◆ Exercise prompt: Across all the lines below, how many contain the string "Foul"? Please reply with the number only.
===== Data shown
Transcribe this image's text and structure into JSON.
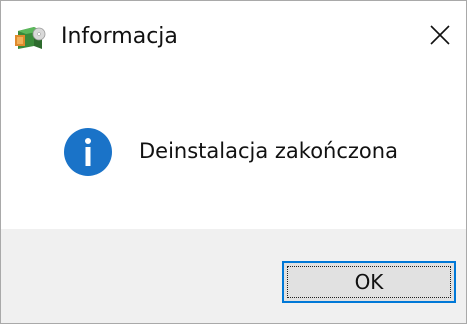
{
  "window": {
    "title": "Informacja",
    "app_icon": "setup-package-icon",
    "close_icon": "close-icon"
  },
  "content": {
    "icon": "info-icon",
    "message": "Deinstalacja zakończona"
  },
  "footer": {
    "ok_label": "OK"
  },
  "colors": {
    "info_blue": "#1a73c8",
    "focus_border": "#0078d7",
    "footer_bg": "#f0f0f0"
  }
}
==========
===== Data shown
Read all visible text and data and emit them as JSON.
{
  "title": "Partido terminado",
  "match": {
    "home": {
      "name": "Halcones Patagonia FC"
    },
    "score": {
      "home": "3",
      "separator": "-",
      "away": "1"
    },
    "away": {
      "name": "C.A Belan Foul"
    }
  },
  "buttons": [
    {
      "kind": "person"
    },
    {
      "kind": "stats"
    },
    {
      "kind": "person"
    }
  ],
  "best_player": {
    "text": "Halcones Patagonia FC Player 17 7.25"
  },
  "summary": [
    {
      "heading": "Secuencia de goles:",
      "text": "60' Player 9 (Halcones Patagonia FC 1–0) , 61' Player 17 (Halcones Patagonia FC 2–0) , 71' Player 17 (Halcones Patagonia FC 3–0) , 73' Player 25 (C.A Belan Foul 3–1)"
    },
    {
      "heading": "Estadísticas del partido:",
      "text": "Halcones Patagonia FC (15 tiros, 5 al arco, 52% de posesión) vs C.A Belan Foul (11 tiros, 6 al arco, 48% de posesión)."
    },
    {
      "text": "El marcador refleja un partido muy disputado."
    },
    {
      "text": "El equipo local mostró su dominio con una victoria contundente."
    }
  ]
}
==========
===== Data shown
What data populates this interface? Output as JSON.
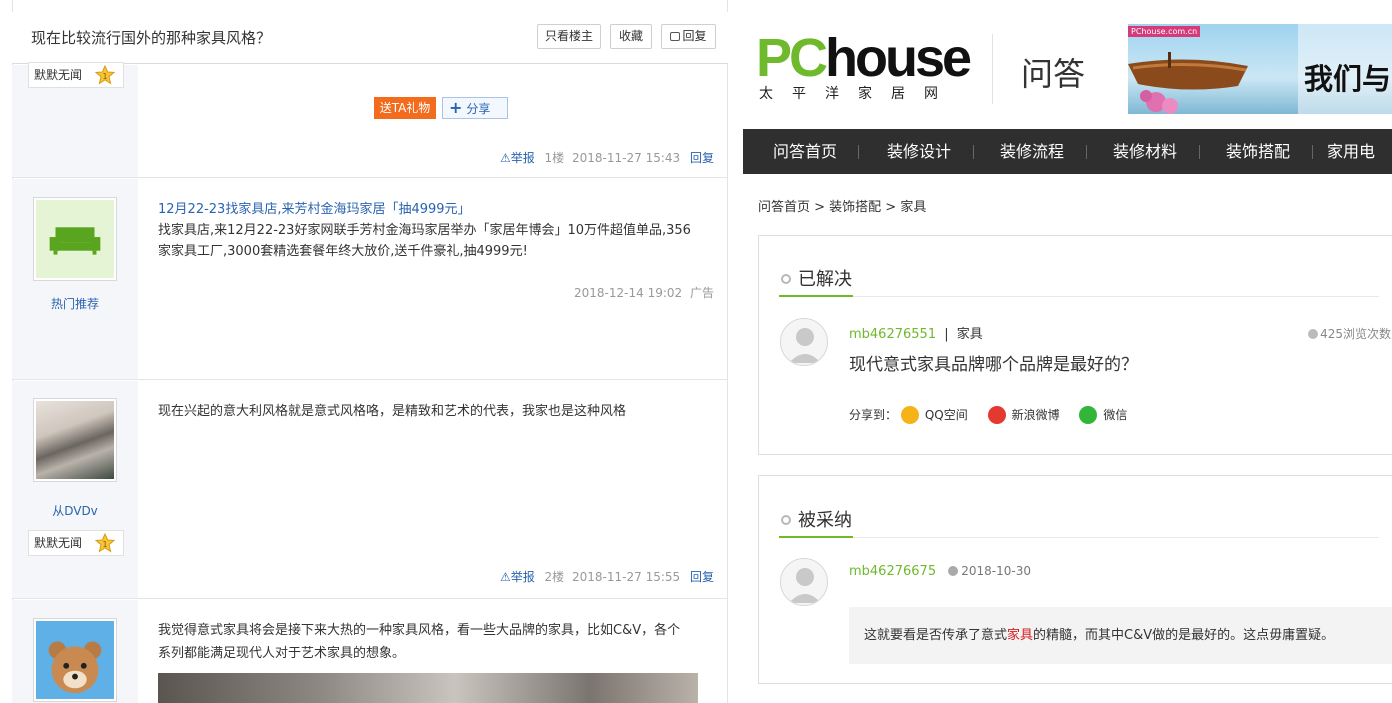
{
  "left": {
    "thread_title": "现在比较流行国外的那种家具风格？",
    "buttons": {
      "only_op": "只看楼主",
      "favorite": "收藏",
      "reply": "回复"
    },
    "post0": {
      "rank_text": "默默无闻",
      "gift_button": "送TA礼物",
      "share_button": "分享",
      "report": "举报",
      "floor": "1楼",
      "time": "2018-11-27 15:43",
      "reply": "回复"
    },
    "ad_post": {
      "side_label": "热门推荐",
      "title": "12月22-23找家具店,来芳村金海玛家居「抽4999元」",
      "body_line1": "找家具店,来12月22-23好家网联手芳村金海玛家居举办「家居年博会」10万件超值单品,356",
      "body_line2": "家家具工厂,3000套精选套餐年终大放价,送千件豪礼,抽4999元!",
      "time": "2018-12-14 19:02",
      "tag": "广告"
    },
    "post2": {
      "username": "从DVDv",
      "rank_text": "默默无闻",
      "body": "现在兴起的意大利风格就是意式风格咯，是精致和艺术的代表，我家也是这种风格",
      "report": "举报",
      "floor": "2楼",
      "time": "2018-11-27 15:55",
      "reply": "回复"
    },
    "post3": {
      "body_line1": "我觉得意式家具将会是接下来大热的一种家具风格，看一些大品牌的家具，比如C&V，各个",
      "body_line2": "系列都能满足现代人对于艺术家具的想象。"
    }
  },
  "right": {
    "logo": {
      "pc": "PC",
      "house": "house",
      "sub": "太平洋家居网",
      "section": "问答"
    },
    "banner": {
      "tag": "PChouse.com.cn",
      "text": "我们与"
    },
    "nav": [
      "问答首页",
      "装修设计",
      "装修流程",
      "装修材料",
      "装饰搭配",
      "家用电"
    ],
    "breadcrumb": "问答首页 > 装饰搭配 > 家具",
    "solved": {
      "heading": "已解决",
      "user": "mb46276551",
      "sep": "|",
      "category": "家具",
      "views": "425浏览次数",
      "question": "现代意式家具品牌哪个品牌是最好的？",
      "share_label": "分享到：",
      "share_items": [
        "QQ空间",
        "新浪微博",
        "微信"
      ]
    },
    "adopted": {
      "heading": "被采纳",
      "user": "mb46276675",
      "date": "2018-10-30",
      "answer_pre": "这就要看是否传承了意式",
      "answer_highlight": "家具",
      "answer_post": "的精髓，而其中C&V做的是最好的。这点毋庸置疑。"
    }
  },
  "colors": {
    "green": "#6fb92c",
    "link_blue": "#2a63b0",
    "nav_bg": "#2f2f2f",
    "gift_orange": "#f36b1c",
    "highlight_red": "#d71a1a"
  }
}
==========
◆ Written solution: 3